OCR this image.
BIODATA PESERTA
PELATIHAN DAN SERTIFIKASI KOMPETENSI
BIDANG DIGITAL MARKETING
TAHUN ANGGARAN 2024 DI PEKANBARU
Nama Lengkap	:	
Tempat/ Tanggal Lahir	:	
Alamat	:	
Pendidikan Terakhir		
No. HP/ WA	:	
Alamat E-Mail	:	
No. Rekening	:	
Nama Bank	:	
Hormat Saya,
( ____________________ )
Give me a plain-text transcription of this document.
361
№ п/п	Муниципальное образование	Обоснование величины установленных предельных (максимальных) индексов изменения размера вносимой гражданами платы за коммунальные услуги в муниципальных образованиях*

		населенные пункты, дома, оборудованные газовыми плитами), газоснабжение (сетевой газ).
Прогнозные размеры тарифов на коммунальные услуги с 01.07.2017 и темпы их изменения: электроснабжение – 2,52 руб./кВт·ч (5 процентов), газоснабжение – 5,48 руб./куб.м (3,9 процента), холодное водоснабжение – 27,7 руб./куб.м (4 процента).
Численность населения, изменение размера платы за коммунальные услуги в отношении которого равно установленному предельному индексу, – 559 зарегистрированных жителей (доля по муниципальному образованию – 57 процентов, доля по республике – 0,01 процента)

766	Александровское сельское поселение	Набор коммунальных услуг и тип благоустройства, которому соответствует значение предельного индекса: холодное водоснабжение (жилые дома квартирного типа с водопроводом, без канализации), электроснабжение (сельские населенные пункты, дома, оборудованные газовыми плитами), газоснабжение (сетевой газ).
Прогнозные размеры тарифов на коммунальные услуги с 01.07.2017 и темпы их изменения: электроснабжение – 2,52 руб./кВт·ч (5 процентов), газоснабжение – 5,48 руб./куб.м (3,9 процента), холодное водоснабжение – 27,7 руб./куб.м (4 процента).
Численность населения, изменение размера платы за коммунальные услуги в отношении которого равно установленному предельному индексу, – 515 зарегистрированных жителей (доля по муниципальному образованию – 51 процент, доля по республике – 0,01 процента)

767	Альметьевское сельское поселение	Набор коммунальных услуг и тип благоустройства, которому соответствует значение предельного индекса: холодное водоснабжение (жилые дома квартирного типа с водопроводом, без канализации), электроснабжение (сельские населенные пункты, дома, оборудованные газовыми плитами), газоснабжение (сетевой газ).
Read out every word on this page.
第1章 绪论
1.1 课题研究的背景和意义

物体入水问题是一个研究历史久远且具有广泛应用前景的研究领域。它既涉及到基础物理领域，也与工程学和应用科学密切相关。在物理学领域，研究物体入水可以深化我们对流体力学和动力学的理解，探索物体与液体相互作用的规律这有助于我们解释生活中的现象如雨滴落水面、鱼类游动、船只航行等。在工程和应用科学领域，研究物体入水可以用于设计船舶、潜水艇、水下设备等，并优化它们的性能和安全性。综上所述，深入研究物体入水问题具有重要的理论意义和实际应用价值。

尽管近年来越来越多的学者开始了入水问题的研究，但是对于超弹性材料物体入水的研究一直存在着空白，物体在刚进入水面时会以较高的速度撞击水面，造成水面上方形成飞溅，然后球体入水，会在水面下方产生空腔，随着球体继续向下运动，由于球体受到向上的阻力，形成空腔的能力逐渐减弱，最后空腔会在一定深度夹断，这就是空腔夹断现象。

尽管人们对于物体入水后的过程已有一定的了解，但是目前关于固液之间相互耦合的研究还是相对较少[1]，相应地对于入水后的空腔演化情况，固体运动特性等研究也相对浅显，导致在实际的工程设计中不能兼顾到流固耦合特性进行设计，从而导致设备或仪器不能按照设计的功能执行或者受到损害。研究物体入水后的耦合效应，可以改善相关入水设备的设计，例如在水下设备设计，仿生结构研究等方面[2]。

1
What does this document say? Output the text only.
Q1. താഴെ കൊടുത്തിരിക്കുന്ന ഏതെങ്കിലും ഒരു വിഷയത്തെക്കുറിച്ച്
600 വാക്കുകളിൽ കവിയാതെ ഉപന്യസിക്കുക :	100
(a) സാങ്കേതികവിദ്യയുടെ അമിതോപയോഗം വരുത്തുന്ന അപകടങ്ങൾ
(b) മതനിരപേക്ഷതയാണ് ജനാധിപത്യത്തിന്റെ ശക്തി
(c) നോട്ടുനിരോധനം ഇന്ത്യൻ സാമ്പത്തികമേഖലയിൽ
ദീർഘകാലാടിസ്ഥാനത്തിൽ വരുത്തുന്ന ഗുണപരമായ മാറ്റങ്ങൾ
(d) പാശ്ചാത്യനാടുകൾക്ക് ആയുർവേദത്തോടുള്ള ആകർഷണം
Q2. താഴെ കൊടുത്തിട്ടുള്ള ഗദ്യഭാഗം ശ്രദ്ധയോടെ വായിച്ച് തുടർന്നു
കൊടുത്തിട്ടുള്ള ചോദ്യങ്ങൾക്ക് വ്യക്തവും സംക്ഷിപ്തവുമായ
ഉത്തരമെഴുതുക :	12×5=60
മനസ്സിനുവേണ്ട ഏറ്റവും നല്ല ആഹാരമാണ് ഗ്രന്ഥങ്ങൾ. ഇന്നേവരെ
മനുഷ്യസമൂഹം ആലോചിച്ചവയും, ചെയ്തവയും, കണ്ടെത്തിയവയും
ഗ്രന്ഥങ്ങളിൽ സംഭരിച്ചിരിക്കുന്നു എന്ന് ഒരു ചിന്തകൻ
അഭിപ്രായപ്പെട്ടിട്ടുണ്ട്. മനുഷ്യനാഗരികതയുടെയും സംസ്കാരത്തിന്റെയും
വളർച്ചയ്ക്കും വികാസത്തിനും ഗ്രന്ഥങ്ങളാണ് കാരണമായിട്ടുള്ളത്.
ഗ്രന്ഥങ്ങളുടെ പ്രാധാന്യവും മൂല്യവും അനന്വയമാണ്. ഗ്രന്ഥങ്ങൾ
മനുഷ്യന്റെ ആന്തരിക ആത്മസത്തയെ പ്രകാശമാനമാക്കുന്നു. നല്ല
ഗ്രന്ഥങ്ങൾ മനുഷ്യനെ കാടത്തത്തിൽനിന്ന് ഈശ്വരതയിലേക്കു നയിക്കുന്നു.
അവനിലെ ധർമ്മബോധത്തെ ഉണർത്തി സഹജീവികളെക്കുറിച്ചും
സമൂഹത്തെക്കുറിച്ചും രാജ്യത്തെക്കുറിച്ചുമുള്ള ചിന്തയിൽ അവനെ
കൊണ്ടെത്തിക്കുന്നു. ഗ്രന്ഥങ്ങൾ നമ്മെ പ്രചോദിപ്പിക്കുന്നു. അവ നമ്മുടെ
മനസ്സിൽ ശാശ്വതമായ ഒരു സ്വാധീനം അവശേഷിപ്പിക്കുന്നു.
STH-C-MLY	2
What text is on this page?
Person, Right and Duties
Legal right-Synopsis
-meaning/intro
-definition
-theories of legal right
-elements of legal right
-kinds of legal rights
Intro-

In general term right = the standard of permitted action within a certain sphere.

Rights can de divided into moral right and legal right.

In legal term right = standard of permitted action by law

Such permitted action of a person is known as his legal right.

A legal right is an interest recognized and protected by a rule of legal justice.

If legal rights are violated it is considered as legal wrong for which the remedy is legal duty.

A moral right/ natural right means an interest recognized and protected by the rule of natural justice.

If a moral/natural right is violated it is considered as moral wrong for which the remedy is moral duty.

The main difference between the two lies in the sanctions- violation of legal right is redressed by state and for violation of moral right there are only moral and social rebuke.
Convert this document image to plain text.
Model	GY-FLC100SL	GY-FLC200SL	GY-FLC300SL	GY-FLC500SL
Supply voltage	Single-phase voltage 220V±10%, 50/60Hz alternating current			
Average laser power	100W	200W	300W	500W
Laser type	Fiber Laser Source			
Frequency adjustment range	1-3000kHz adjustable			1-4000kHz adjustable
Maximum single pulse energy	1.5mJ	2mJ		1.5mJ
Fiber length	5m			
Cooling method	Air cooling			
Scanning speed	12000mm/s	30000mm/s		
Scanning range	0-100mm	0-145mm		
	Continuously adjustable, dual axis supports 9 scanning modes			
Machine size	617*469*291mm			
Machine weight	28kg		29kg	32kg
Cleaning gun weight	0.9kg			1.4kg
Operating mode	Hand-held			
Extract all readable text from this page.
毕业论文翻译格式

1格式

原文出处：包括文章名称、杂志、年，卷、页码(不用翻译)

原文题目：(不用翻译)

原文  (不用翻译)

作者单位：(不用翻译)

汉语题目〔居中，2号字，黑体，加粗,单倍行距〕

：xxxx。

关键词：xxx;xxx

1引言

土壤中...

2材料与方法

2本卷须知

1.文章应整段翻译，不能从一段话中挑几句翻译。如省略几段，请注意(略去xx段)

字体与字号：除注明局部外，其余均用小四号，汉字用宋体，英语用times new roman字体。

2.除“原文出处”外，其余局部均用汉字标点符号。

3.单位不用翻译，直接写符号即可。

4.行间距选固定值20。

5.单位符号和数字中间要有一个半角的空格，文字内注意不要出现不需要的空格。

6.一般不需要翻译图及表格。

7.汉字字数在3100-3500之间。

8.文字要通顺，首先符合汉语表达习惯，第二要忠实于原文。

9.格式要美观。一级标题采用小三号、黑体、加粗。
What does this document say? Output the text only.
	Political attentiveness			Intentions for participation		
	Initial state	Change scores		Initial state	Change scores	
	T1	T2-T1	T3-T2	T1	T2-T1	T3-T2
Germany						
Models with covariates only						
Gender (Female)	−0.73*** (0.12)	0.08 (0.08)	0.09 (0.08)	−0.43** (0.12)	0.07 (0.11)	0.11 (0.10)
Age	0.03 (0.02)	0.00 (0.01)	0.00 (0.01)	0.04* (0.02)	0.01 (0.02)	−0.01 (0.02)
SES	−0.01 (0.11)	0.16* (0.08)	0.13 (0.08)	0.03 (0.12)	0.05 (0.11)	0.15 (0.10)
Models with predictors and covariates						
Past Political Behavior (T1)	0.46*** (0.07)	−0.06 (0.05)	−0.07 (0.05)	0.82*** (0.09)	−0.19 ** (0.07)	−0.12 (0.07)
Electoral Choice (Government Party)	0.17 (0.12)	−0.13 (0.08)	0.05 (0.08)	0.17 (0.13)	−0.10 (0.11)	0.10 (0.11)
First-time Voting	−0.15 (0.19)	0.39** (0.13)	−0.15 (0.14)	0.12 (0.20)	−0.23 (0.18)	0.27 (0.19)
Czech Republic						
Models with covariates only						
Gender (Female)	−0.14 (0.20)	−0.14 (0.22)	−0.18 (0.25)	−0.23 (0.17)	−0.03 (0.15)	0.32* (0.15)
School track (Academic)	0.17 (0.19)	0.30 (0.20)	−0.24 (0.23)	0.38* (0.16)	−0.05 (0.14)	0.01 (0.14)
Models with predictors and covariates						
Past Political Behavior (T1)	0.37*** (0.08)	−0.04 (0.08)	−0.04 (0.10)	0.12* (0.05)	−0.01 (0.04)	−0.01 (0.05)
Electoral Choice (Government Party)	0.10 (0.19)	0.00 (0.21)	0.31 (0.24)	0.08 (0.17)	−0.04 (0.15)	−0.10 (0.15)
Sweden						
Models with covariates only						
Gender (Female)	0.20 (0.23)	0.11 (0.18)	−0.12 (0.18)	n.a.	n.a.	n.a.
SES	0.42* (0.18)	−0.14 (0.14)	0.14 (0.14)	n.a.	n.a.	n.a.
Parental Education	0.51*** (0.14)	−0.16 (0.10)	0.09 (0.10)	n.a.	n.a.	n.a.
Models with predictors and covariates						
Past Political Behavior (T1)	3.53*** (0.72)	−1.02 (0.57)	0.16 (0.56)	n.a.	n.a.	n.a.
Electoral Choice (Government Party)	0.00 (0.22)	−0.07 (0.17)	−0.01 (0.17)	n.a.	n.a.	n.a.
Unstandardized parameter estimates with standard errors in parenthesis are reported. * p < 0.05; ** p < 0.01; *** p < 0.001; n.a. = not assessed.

-=-=-

▶ **SET TASK**
From the listing above, return each line with the word "Past".

▶ **CORRECT OUTPUT**
Past Political Behavior (T1)	0.46*** (0.07)	−0.06 (0.05)	−0.07 (0.05)	0.82*** (0.09)	−0.19 ** (0.07)	−0.12 (0.07)
Past Political Behavior (T1)	0.37*** (0.08)	−0.04 (0.08)	−0.04 (0.10)	0.12* (0.05)	−0.01 (0.04)	−0.01 (0.05)
Past Political Behavior (T1)	3.53*** (0.72)	−1.02 (0.57)	0.16 (0.56)	n.a.	n.a.	n.a.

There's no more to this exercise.